- Written task:
Copy out every line in the entries below that includes "slip".

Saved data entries
============================================================
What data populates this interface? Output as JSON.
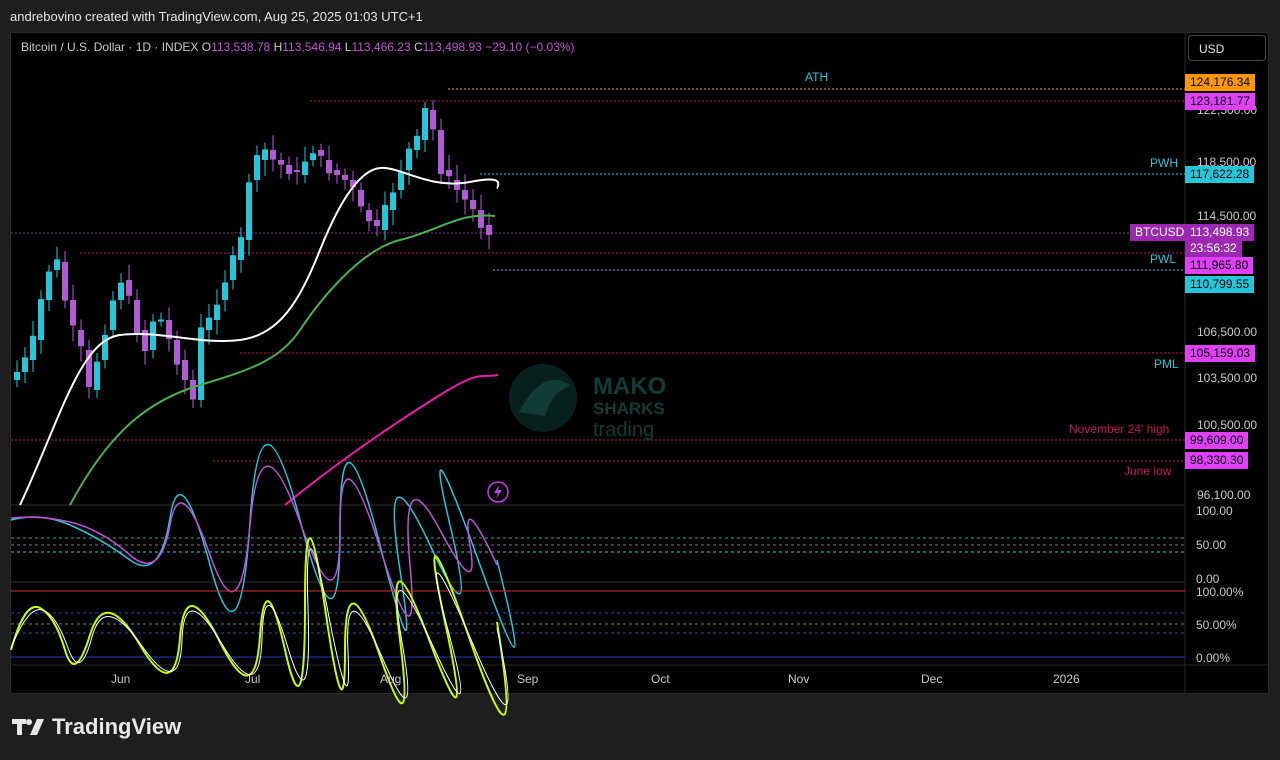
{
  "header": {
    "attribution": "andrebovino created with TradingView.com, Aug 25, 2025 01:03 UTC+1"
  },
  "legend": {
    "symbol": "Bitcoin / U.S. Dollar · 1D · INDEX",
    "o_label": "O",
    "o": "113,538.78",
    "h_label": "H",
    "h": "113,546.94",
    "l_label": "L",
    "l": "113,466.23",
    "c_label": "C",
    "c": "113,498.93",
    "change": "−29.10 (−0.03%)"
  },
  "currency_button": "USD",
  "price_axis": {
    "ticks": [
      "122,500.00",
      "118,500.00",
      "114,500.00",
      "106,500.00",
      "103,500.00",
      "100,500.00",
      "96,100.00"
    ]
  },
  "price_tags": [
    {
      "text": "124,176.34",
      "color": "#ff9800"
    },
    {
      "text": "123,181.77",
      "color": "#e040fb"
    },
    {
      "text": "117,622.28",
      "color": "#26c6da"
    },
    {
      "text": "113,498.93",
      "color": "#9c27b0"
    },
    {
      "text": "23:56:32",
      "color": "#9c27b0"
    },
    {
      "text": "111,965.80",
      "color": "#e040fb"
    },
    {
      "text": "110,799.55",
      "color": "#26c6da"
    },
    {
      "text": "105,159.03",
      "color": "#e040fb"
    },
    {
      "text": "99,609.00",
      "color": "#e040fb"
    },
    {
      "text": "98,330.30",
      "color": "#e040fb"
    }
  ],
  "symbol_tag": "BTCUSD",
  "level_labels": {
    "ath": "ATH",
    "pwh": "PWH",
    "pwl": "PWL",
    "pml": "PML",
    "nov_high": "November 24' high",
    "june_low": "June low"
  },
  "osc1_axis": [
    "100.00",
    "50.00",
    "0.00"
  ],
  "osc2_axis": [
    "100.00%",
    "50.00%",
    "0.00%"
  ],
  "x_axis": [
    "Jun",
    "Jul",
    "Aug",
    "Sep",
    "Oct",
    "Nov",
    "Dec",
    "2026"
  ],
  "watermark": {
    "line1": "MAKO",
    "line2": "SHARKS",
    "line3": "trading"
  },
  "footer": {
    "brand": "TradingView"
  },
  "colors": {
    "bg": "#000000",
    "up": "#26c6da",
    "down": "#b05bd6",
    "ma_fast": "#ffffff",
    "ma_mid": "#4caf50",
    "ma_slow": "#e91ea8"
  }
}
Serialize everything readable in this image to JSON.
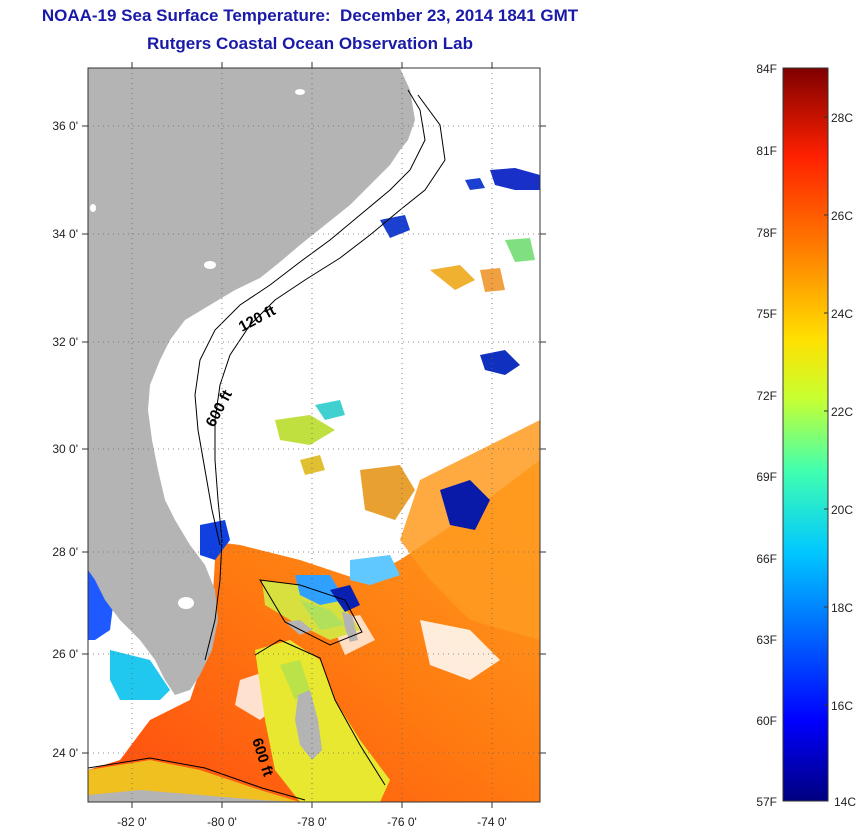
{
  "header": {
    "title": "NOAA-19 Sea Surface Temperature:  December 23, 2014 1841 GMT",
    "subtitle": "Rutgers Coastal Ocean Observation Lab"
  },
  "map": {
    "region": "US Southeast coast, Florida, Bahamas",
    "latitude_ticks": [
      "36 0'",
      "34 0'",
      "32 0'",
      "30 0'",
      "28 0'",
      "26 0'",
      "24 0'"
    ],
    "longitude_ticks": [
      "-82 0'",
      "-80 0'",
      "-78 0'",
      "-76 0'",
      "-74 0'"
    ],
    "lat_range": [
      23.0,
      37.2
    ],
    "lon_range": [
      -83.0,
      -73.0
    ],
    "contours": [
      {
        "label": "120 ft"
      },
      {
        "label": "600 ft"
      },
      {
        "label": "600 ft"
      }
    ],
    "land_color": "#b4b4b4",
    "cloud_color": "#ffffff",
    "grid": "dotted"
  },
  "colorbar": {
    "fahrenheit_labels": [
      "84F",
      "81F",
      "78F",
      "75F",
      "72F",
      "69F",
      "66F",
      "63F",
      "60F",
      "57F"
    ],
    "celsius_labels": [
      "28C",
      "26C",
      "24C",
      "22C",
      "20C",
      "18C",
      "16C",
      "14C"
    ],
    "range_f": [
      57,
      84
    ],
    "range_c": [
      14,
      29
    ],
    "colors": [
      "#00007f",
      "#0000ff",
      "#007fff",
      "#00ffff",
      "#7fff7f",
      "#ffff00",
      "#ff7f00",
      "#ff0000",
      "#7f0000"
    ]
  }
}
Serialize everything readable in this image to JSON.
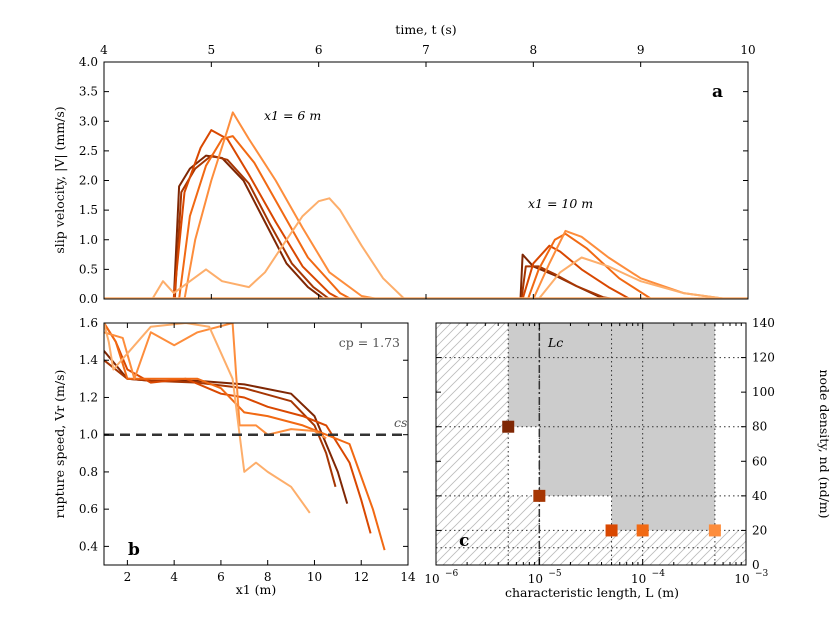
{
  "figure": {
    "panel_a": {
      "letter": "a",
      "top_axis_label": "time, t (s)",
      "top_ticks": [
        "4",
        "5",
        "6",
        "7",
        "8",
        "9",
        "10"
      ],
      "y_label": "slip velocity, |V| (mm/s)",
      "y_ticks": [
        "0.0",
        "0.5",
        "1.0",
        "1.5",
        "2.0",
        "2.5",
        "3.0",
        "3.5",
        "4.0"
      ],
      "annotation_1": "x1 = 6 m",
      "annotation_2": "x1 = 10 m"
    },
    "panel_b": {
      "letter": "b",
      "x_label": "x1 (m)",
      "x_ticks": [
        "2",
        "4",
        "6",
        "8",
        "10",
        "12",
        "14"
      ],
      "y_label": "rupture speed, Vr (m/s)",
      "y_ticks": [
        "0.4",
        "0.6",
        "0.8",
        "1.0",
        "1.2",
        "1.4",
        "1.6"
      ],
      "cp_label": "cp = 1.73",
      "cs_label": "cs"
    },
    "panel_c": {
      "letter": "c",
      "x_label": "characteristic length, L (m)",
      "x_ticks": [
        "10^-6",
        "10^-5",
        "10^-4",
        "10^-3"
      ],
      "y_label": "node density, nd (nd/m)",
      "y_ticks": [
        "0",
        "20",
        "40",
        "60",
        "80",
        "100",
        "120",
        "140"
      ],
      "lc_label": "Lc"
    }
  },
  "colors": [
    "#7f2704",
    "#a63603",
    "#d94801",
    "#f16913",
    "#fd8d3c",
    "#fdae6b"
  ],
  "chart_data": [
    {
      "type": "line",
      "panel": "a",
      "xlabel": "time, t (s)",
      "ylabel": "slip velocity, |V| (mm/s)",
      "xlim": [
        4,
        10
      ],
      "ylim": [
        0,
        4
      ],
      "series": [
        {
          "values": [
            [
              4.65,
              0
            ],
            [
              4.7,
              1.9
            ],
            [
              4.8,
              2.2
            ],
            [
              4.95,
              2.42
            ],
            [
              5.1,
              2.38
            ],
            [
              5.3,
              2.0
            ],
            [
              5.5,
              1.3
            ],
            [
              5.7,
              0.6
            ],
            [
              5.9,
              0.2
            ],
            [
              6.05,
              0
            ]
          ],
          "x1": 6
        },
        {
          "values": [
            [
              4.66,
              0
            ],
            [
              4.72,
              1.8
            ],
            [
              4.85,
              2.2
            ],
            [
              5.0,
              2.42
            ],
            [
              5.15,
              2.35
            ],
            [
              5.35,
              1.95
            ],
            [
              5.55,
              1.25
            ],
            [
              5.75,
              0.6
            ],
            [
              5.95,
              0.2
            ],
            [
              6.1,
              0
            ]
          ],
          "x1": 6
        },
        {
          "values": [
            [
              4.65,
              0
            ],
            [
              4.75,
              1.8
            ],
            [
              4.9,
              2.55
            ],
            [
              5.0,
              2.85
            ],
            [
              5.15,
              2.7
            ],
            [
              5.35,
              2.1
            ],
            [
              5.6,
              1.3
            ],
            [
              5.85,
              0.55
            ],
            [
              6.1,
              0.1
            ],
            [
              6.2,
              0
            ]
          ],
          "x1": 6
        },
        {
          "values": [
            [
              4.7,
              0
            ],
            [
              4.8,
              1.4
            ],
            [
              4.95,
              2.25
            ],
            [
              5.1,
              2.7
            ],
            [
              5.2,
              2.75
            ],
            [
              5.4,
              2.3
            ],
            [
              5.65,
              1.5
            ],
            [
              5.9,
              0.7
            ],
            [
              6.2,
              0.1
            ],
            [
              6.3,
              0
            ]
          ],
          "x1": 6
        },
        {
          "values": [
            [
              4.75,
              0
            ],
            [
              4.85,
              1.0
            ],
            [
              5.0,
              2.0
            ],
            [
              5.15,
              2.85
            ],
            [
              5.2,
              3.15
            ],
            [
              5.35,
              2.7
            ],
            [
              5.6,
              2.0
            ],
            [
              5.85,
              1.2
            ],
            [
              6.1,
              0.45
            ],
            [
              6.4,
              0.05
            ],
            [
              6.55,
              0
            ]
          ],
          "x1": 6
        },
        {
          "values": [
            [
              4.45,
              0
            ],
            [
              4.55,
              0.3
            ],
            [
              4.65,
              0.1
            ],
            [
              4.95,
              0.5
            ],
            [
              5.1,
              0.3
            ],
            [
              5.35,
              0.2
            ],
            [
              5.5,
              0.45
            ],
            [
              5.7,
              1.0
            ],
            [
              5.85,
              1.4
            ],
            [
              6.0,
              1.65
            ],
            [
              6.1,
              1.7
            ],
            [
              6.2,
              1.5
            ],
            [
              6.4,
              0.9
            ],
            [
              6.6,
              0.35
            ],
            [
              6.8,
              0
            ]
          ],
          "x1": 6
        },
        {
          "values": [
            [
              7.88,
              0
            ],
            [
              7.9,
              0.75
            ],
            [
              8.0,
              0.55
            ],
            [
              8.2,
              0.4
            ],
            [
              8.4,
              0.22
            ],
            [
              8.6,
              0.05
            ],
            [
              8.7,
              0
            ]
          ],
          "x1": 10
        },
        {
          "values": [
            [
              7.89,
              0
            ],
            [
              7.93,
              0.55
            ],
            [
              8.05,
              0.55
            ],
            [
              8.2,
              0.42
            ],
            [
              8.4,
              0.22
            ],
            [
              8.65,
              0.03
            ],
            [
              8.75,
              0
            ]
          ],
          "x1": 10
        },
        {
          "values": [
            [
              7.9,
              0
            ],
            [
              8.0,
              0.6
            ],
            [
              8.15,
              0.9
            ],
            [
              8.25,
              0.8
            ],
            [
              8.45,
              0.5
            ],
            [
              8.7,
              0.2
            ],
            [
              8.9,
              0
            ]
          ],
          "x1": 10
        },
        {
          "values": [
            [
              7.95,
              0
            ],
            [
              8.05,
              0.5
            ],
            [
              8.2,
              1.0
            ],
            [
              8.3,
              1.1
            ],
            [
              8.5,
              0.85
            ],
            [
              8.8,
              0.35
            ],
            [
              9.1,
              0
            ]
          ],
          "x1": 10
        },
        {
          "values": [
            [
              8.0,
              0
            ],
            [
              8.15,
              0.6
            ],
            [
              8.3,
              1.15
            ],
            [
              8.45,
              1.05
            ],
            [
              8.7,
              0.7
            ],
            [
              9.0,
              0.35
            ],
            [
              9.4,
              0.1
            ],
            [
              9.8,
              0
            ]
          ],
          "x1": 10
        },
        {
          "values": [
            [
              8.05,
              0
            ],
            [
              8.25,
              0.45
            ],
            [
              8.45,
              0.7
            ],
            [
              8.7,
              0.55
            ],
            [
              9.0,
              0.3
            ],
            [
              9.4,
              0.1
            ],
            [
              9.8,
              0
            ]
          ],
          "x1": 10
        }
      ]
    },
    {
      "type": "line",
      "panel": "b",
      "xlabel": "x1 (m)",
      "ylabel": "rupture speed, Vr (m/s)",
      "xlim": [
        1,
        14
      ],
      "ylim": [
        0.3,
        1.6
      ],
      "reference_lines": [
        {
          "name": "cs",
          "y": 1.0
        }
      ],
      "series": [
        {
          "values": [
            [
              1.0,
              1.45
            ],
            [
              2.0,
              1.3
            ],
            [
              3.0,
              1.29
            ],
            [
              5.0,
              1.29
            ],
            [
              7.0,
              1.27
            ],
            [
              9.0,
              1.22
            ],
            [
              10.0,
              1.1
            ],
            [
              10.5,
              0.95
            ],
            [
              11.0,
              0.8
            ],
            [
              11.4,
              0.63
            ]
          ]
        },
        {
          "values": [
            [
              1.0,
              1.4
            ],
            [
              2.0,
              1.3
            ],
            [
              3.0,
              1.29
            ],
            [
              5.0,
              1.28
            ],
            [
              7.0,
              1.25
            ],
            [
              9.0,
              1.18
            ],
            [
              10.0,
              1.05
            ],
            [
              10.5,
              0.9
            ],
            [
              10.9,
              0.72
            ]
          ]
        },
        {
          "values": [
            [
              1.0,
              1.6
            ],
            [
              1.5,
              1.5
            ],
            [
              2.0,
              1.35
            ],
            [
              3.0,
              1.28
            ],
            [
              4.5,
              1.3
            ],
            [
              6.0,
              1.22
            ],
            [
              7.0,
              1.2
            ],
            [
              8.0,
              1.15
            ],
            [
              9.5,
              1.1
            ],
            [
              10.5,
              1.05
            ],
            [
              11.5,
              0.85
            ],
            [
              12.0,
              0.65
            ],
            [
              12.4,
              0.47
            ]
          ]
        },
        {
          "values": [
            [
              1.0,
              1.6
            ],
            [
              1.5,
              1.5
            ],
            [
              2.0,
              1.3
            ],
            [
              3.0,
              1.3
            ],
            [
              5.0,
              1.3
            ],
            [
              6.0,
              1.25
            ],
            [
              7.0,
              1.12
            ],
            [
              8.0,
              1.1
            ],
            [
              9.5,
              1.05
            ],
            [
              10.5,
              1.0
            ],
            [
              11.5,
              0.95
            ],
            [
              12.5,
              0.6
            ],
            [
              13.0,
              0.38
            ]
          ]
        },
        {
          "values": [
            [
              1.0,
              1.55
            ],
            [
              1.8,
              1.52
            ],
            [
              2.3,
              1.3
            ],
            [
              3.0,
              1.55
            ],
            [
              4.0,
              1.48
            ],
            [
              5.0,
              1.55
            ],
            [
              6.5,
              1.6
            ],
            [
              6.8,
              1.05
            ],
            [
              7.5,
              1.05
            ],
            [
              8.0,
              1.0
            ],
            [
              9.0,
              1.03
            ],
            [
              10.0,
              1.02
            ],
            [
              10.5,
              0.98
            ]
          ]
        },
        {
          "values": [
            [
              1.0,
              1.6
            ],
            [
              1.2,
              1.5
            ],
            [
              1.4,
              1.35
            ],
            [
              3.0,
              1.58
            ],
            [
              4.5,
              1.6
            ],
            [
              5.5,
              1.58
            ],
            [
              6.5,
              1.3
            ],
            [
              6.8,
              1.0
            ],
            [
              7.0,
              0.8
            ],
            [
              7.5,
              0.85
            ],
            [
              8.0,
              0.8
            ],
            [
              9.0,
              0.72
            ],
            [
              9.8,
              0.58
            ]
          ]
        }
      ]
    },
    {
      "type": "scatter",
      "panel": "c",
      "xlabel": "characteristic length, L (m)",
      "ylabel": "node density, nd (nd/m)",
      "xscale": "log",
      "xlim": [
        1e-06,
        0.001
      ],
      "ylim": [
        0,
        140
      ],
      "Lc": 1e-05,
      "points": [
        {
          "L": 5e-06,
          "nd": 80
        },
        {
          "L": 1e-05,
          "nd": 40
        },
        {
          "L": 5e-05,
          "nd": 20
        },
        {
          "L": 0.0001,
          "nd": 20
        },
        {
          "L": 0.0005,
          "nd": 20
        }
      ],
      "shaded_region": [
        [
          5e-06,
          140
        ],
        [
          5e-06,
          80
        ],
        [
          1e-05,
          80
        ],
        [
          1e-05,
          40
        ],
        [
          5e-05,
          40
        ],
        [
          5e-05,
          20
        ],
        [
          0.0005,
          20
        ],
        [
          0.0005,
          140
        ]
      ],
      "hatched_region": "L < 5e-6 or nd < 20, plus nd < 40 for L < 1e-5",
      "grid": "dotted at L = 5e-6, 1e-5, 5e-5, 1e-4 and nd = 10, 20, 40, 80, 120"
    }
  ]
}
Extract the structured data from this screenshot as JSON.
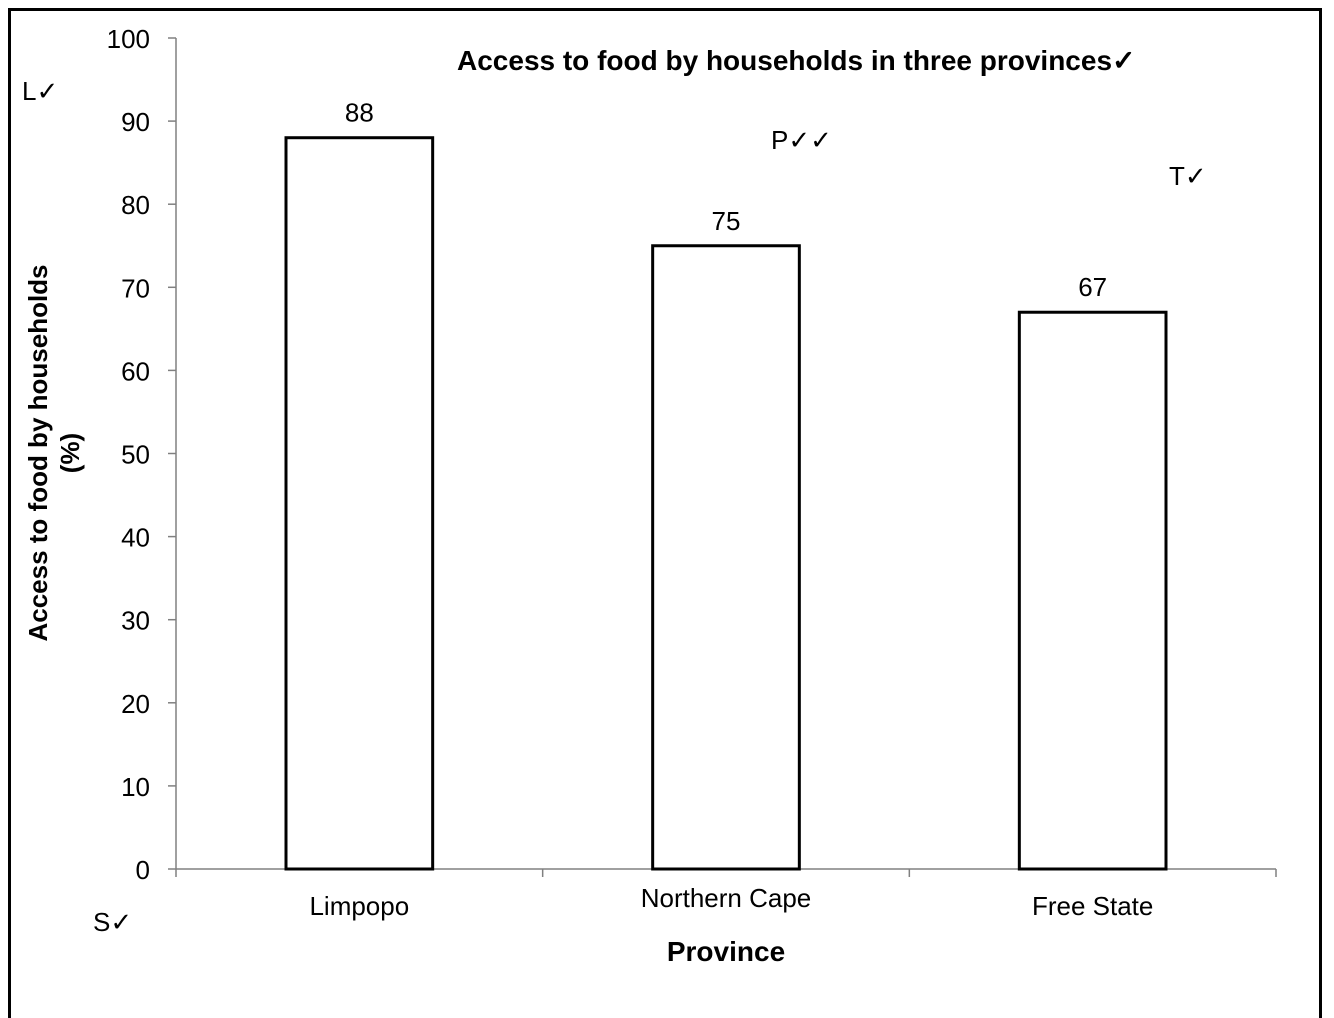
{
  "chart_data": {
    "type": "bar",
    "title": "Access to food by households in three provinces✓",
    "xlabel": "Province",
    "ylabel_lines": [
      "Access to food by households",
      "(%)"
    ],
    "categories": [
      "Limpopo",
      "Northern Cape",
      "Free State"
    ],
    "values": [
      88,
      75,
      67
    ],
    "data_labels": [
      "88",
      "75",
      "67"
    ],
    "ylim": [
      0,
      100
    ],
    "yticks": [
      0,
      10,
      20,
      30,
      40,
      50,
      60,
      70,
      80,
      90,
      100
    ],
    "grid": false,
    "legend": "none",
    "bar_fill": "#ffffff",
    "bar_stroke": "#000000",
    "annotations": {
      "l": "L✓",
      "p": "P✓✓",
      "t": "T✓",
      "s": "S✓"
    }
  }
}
============================================================
- Solution:
      "y_label": "slip velocity, |V| (mm/s)",
      "ylabel": "slip velocity, |V| (mm/s)",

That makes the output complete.